/---

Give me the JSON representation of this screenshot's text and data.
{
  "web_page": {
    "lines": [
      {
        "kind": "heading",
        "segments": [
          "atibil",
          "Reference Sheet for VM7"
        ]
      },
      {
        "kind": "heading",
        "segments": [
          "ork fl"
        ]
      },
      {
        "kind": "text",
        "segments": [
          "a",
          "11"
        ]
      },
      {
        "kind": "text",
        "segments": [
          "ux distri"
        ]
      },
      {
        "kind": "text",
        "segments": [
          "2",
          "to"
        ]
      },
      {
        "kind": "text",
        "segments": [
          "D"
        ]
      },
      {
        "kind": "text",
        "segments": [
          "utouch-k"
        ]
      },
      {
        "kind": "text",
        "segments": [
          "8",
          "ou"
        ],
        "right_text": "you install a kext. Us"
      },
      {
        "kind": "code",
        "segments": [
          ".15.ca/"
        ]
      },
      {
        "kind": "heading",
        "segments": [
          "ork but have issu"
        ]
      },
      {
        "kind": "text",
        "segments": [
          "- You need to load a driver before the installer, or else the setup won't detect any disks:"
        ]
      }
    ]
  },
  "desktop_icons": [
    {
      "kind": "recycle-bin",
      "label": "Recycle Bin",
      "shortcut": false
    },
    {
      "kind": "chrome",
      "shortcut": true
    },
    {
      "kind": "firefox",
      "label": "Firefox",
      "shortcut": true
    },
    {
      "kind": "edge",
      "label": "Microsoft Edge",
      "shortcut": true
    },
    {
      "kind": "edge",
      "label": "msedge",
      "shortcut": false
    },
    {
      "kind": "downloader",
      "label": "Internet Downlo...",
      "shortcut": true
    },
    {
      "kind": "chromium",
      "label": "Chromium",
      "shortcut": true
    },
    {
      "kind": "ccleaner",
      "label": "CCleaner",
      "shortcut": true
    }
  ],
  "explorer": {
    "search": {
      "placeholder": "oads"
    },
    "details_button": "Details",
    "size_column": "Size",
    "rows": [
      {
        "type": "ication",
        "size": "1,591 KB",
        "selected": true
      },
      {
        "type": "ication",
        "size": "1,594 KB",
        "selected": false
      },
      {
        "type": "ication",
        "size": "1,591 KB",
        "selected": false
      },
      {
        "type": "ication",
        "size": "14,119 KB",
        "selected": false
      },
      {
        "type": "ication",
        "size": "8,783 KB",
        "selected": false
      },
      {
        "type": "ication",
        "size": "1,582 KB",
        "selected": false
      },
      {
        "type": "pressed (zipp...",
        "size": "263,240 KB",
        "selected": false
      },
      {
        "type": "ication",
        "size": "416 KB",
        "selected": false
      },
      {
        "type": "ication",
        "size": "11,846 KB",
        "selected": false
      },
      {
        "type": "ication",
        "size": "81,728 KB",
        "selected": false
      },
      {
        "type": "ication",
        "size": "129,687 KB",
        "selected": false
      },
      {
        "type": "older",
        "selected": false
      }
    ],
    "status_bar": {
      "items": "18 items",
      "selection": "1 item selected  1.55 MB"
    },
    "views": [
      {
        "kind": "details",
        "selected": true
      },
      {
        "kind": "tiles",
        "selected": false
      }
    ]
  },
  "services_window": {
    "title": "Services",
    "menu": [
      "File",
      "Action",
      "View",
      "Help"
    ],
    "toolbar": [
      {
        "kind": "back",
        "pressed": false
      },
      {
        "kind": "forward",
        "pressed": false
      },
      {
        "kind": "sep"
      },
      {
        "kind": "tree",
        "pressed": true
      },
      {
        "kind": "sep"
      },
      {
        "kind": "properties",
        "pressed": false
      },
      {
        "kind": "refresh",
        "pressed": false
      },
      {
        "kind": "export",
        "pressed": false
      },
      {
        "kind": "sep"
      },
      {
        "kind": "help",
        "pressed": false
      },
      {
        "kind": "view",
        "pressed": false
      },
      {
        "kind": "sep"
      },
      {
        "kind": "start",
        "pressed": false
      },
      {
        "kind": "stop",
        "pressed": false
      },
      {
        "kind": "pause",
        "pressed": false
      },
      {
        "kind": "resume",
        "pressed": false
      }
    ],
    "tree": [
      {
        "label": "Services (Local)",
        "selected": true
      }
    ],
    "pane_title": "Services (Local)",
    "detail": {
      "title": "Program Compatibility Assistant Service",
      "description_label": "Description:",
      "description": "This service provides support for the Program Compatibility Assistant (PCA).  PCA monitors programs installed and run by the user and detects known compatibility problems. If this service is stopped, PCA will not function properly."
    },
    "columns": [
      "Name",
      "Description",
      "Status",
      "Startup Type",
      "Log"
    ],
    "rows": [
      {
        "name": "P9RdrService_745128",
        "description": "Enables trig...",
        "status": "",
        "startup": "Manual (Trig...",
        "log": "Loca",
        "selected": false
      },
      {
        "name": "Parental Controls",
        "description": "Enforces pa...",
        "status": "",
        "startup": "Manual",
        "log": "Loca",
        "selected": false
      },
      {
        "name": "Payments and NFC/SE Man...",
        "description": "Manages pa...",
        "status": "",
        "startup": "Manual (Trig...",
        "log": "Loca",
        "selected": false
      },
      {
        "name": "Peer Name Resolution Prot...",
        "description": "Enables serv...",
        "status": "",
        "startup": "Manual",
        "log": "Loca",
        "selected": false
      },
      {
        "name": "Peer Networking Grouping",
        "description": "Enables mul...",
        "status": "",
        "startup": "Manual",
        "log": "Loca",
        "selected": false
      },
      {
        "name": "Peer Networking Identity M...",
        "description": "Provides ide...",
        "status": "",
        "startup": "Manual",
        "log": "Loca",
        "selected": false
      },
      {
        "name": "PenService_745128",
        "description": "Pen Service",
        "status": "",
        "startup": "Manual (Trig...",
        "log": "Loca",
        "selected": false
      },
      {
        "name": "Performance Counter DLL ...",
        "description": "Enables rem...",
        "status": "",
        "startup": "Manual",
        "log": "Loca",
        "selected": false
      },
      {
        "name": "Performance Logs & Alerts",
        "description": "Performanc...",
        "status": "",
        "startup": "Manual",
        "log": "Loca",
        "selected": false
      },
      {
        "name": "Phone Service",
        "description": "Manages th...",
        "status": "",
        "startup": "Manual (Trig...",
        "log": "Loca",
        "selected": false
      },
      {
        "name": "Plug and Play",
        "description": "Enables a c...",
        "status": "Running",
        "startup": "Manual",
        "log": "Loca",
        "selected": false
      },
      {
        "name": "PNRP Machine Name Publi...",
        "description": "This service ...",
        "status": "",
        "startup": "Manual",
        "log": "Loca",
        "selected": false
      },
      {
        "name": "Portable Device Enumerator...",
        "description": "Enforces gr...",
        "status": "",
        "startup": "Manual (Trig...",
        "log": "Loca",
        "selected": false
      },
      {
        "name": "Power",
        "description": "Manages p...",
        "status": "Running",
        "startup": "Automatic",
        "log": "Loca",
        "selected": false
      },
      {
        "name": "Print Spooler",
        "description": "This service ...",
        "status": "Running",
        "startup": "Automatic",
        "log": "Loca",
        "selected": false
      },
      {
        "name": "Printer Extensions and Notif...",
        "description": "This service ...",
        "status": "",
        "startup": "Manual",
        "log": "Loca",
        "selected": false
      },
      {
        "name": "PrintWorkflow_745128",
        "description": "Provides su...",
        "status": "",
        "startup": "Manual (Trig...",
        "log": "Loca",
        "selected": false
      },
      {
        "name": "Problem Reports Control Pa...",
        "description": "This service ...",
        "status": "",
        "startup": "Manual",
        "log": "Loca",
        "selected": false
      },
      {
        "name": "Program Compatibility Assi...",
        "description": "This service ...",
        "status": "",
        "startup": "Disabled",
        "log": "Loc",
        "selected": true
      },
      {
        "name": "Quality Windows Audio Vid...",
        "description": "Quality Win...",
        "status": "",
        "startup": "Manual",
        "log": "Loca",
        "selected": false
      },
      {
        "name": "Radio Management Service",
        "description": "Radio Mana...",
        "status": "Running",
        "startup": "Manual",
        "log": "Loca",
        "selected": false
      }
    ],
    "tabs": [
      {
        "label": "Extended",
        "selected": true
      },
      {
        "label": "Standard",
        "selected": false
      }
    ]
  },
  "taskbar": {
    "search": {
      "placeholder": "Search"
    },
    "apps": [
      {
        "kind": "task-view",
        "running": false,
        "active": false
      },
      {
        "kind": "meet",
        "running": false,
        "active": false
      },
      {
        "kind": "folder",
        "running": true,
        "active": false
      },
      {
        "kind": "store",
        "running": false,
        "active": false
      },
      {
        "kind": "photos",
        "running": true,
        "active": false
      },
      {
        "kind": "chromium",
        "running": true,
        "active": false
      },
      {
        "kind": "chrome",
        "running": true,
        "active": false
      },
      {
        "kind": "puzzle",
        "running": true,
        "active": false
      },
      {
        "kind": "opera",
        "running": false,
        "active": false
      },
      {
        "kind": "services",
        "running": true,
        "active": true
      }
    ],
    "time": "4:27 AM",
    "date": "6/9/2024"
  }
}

\---

*WHAT IS EXPECTED*:
Wherever the word "Quality" occurs in a line of the listing, copy that line.

*FINISHED TASK*:
        "name": "Quality Windows Audio Vid...",
        "description": "Quality Win...",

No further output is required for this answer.